-- START --
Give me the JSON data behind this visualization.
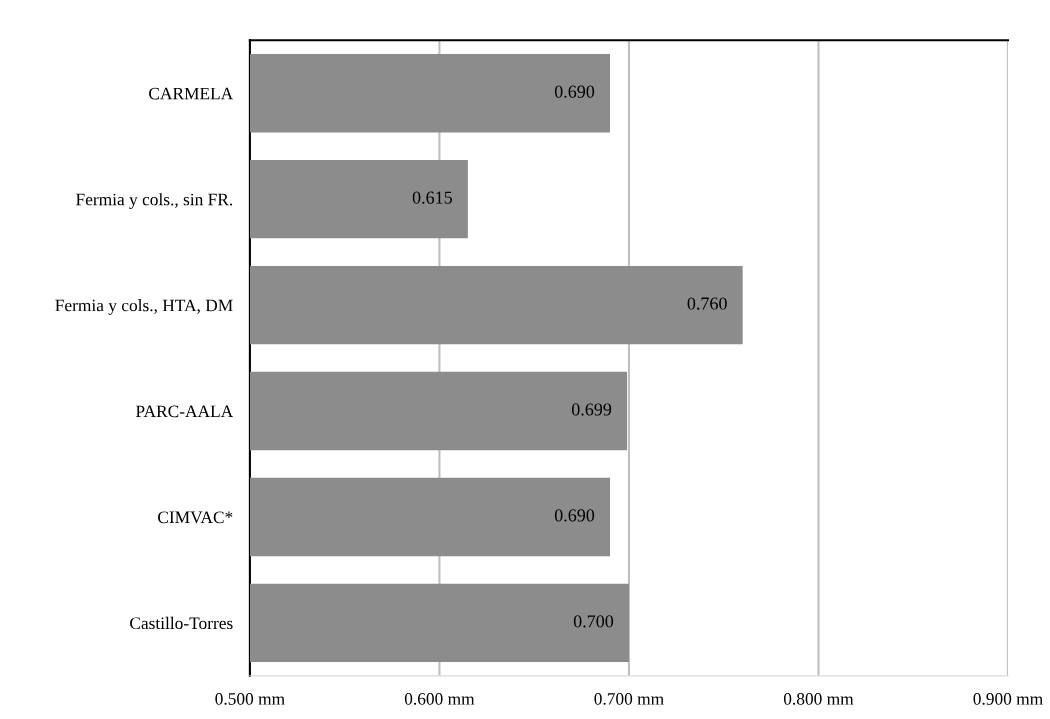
{
  "chart_data": {
    "type": "bar",
    "orientation": "horizontal",
    "categories": [
      "CARMELA",
      "Fermia y cols., sin FR.",
      "Fermia y cols., HTA, DM",
      "PARC-AALA",
      "CIMVAC*",
      "Castillo-Torres"
    ],
    "values": [
      0.69,
      0.615,
      0.76,
      0.699,
      0.69,
      0.7
    ],
    "value_labels": [
      "0.690",
      "0.615",
      "0.760",
      "0.699",
      "0.690",
      "0.700"
    ],
    "color": "#8c8c8c",
    "xlim": [
      0.5,
      0.9
    ],
    "xticks": [
      {
        "value": 0.5,
        "label": "0.500 mm"
      },
      {
        "value": 0.6,
        "label": "0.600 mm"
      },
      {
        "value": 0.7,
        "label": "0.700 mm"
      },
      {
        "value": 0.8,
        "label": "0.800 mm"
      },
      {
        "value": 0.9,
        "label": "0.900 mm"
      }
    ],
    "grid": "x",
    "legend": false
  }
}
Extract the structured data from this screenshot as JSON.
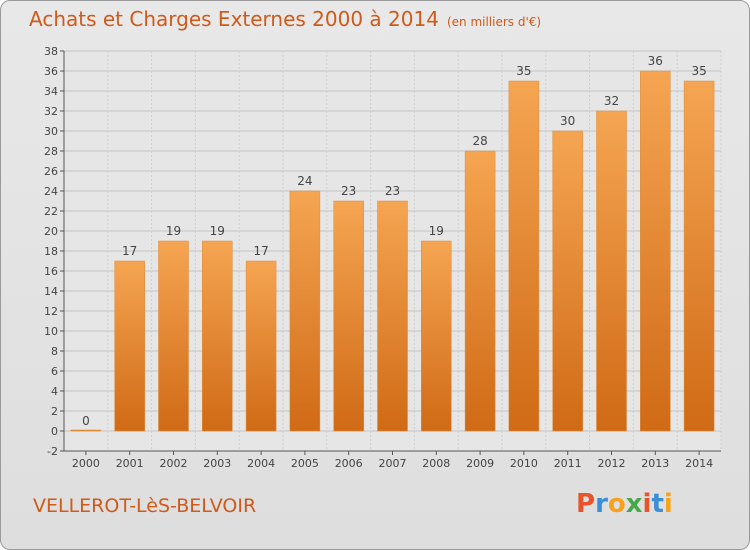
{
  "chart_data": {
    "type": "bar",
    "title": "Achats et Charges Externes 2000 à 2014",
    "subtitle": "(en milliers d'€)",
    "categories": [
      "2000",
      "2001",
      "2002",
      "2003",
      "2004",
      "2005",
      "2006",
      "2007",
      "2008",
      "2009",
      "2010",
      "2011",
      "2012",
      "2013",
      "2014"
    ],
    "values": [
      0,
      17,
      19,
      19,
      17,
      24,
      23,
      23,
      19,
      28,
      35,
      30,
      32,
      36,
      35
    ],
    "ylim": [
      -2,
      38
    ],
    "yticks": [
      -2,
      0,
      2,
      4,
      6,
      8,
      10,
      12,
      14,
      16,
      18,
      20,
      22,
      24,
      26,
      28,
      30,
      32,
      34,
      36,
      38
    ],
    "grid": true,
    "bar_color": "#f09a40",
    "bar_color_dark": "#d8741c"
  },
  "footer": {
    "commune": "VELLEROT-LèS-BELVOIR",
    "logo_text": "Proxiti",
    "logo_colors": [
      "#e8532a",
      "#3b8fd6",
      "#f6a21c",
      "#45a84a",
      "#e8532a",
      "#3b8fd6",
      "#f6a21c"
    ]
  }
}
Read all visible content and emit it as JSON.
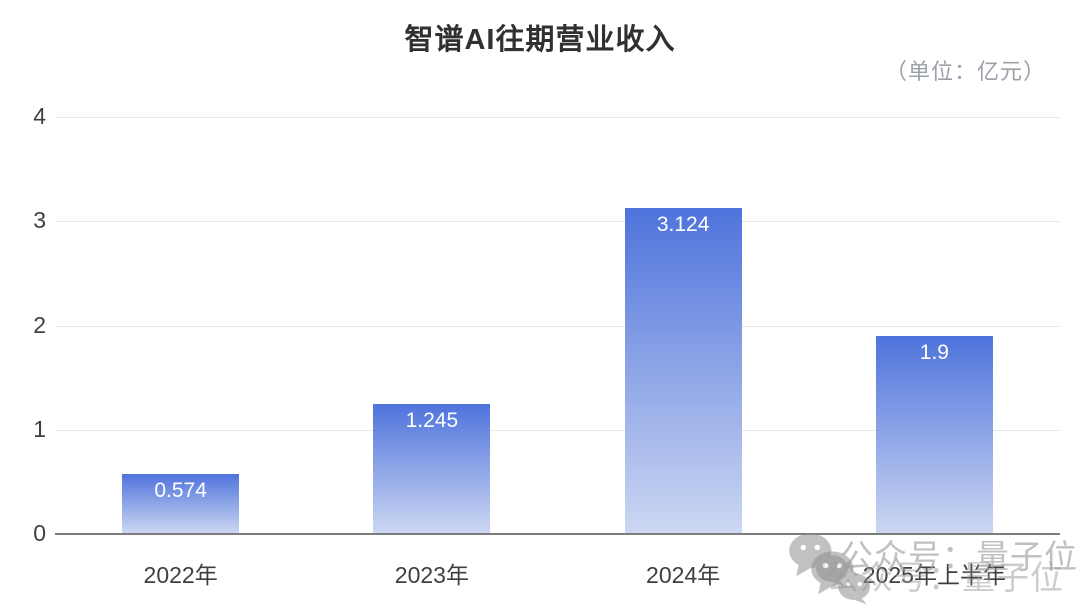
{
  "chart": {
    "title": "智谱AI往期营业收入",
    "unit_label": "（单位：亿元）",
    "watermark_text": "公众号：量子位",
    "colors": {
      "bar_top": "#4F73DC",
      "bar_bottom": "#CCD7F2",
      "title": "#303030",
      "unit": "#9BA0A8",
      "axis_label": "#3F3F3F",
      "gridline": "#E8E8E8",
      "axis_line": "#7D7D7D",
      "value_label": "#FFFFFF",
      "watermark": "#9A9A9A"
    }
  },
  "chart_data": {
    "type": "bar",
    "title": "智谱AI往期营业收入",
    "unit": "亿元",
    "categories": [
      "2022年",
      "2023年",
      "2024年",
      "2025年上半年"
    ],
    "values": [
      0.574,
      1.245,
      3.124,
      1.9
    ],
    "value_labels": [
      "0.574",
      "1.245",
      "3.124",
      "1.9"
    ],
    "xlabel": "",
    "ylabel": "",
    "ylim": [
      0,
      4
    ],
    "yticks": [
      0,
      1,
      2,
      3,
      4
    ],
    "grid": true,
    "legend_position": "none",
    "bar_gradient": [
      "#4F73DC",
      "#CCD7F2"
    ]
  }
}
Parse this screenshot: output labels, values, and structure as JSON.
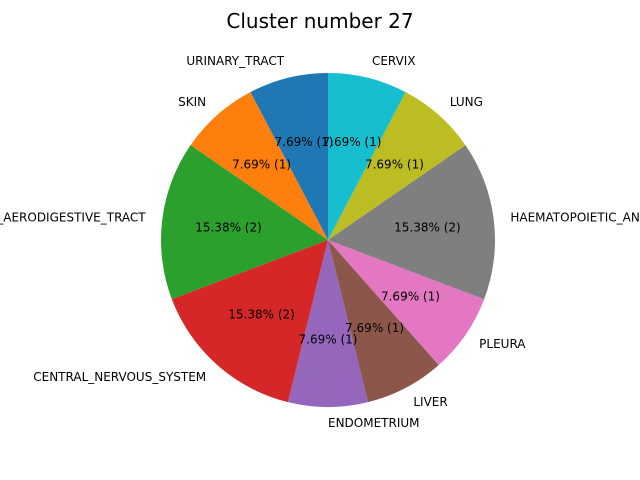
{
  "chart_data": {
    "type": "pie",
    "title": "Cluster number 27",
    "start_angle_deg": 90,
    "direction": "counterclockwise",
    "slices": [
      {
        "label": "URINARY_TRACT",
        "value": 1,
        "pct_text": "7.69%  (1)",
        "color": "#1f77b4"
      },
      {
        "label": "SKIN",
        "value": 1,
        "pct_text": "7.69%  (1)",
        "color": "#ff7f0e"
      },
      {
        "label": "UPPER_AERODIGESTIVE_TRACT",
        "value": 2,
        "pct_text": "15.38%  (2)",
        "color": "#2ca02c"
      },
      {
        "label": "CENTRAL_NERVOUS_SYSTEM",
        "value": 2,
        "pct_text": "15.38%  (2)",
        "color": "#d62728"
      },
      {
        "label": "ENDOMETRIUM",
        "value": 1,
        "pct_text": "7.69%  (1)",
        "color": "#9467bd"
      },
      {
        "label": "LIVER",
        "value": 1,
        "pct_text": "7.69%  (1)",
        "color": "#8c564b"
      },
      {
        "label": "PLEURA",
        "value": 1,
        "pct_text": "7.69%  (1)",
        "color": "#e377c2"
      },
      {
        "label": "HAEMATOPOIETIC_AND_LYMPHOID_TISSUE",
        "value": 2,
        "pct_text": "15.38%  (2)",
        "color": "#7f7f7f"
      },
      {
        "label": "LUNG",
        "value": 1,
        "pct_text": "7.69%  (1)",
        "color": "#bcbd22"
      },
      {
        "label": "CERVIX",
        "value": 1,
        "pct_text": "7.69%  (1)",
        "color": "#17becf"
      }
    ]
  }
}
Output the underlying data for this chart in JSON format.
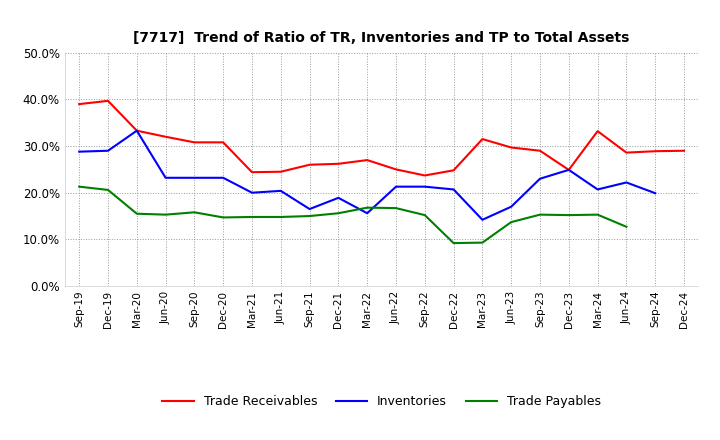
{
  "title": "[7717]  Trend of Ratio of TR, Inventories and TP to Total Assets",
  "x_labels": [
    "Sep-19",
    "Dec-19",
    "Mar-20",
    "Jun-20",
    "Sep-20",
    "Dec-20",
    "Mar-21",
    "Jun-21",
    "Sep-21",
    "Dec-21",
    "Mar-22",
    "Jun-22",
    "Sep-22",
    "Dec-22",
    "Mar-23",
    "Jun-23",
    "Sep-23",
    "Dec-23",
    "Mar-24",
    "Jun-24",
    "Sep-24",
    "Dec-24"
  ],
  "trade_receivables": [
    0.39,
    0.397,
    0.333,
    0.32,
    0.308,
    0.308,
    0.244,
    0.245,
    0.26,
    0.262,
    0.27,
    0.25,
    0.237,
    0.248,
    0.315,
    0.297,
    0.29,
    0.249,
    0.332,
    0.286,
    0.289,
    0.29
  ],
  "inventories": [
    0.288,
    0.29,
    0.333,
    0.232,
    0.232,
    0.232,
    0.2,
    0.204,
    0.165,
    0.189,
    0.156,
    0.213,
    0.213,
    0.207,
    0.142,
    0.17,
    0.23,
    0.249,
    0.207,
    0.222,
    0.199,
    null
  ],
  "trade_payables": [
    0.213,
    0.206,
    0.155,
    0.153,
    0.158,
    0.147,
    0.148,
    0.148,
    0.15,
    0.156,
    0.168,
    0.167,
    0.152,
    0.092,
    0.093,
    0.137,
    0.153,
    0.152,
    0.153,
    0.127,
    null,
    null
  ],
  "ylim": [
    0.0,
    0.5
  ],
  "yticks": [
    0.0,
    0.1,
    0.2,
    0.3,
    0.4,
    0.5
  ],
  "color_tr": "#ff0000",
  "color_inv": "#0000ff",
  "color_tp": "#008000",
  "legend_labels": [
    "Trade Receivables",
    "Inventories",
    "Trade Payables"
  ],
  "background_color": "#ffffff"
}
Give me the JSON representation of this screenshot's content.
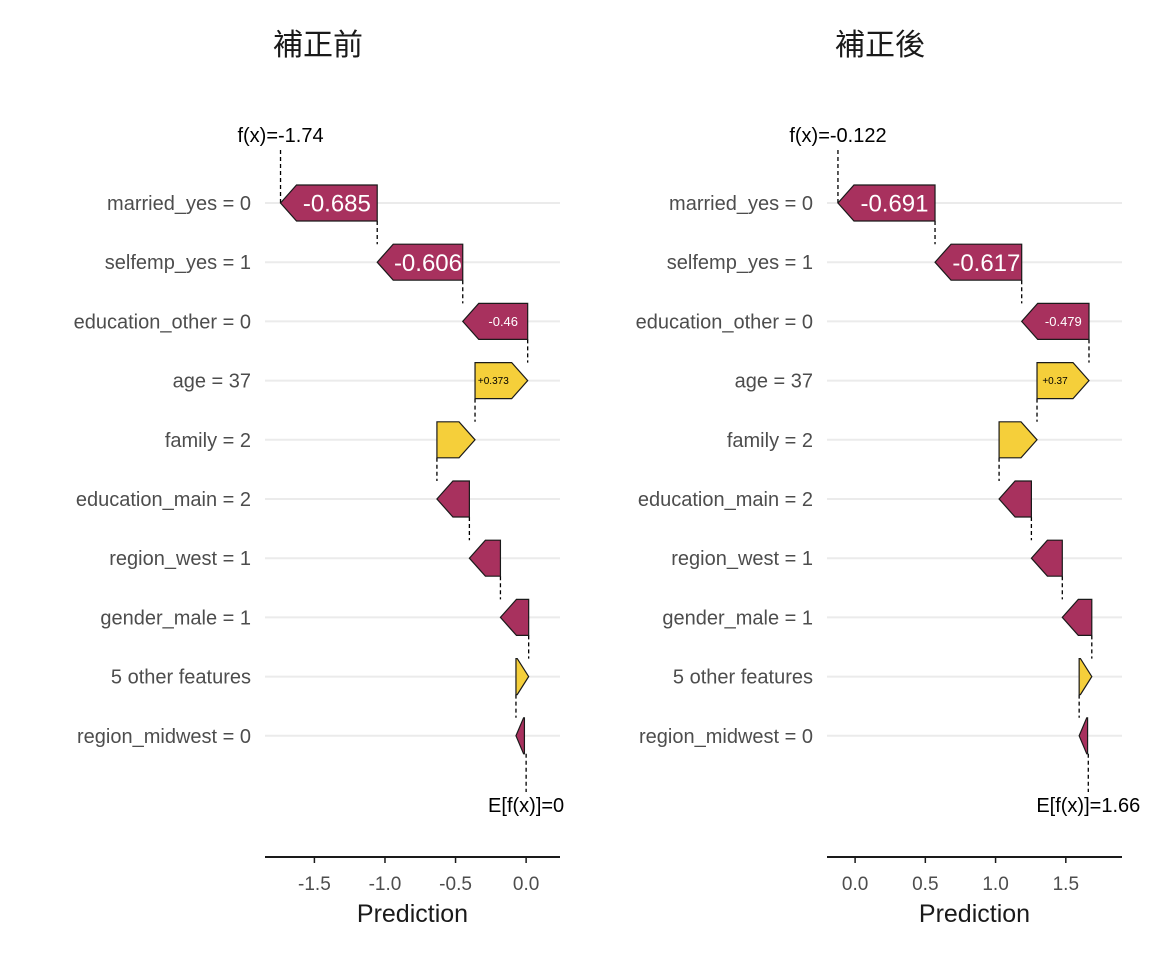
{
  "colors": {
    "negative": "#A8315E",
    "positive": "#F5CF3A",
    "outline": "#1a1a1a"
  },
  "chart_data": [
    {
      "type": "waterfall",
      "title": "補正前",
      "xlabel": "Prediction",
      "xlim": [
        -1.85,
        0.24
      ],
      "xticks": [
        -1.5,
        -1.0,
        -0.5,
        0.0
      ],
      "xtick_labels": [
        "-1.5",
        "-1.0",
        "-0.5",
        "0.0"
      ],
      "base_value": 0.0,
      "base_label": "E[f(x)]=0",
      "prediction": -1.74,
      "prediction_label": "f(x)=-1.74",
      "features": [
        "married_yes = 0",
        "selfemp_yes = 1",
        "education_other = 0",
        "age = 37",
        "family = 2",
        "education_main = 2",
        "region_west = 1",
        "gender_male = 1",
        "5 other features",
        "region_midwest = 0"
      ],
      "contributions": [
        -0.685,
        -0.606,
        -0.46,
        0.373,
        0.27,
        -0.23,
        -0.22,
        -0.2,
        0.09,
        -0.06
      ],
      "value_labels": [
        "-0.685",
        "-0.606",
        "-0.46",
        "+0.373",
        "",
        "",
        "",
        "",
        "",
        ""
      ]
    },
    {
      "type": "waterfall",
      "title": "補正後",
      "xlabel": "Prediction",
      "xlim": [
        -0.2,
        1.9
      ],
      "xticks": [
        0.0,
        0.5,
        1.0,
        1.5
      ],
      "xtick_labels": [
        "0.0",
        "0.5",
        "1.0",
        "1.5"
      ],
      "base_value": 1.66,
      "base_label": "E[f(x)]=1.66",
      "prediction": -0.122,
      "prediction_label": "f(x)=-0.122",
      "features": [
        "married_yes = 0",
        "selfemp_yes = 1",
        "education_other = 0",
        "age = 37",
        "family = 2",
        "education_main = 2",
        "region_west = 1",
        "gender_male = 1",
        "5 other features",
        "region_midwest = 0"
      ],
      "contributions": [
        -0.691,
        -0.617,
        -0.479,
        0.37,
        0.27,
        -0.23,
        -0.22,
        -0.21,
        0.09,
        -0.06
      ],
      "value_labels": [
        "-0.691",
        "-0.617",
        "-0.479",
        "+0.37",
        "",
        "",
        "",
        "",
        "",
        ""
      ]
    }
  ]
}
-- END --
● **GOAL**
In the records above, collect each line with "screenshot".

● **ANSWER BELOW**
Extract the structured data from this screenshot as JSON.
Parse this screenshot: output labels, values, and structure as JSON.
Give me the JSON representation of this screenshot's content.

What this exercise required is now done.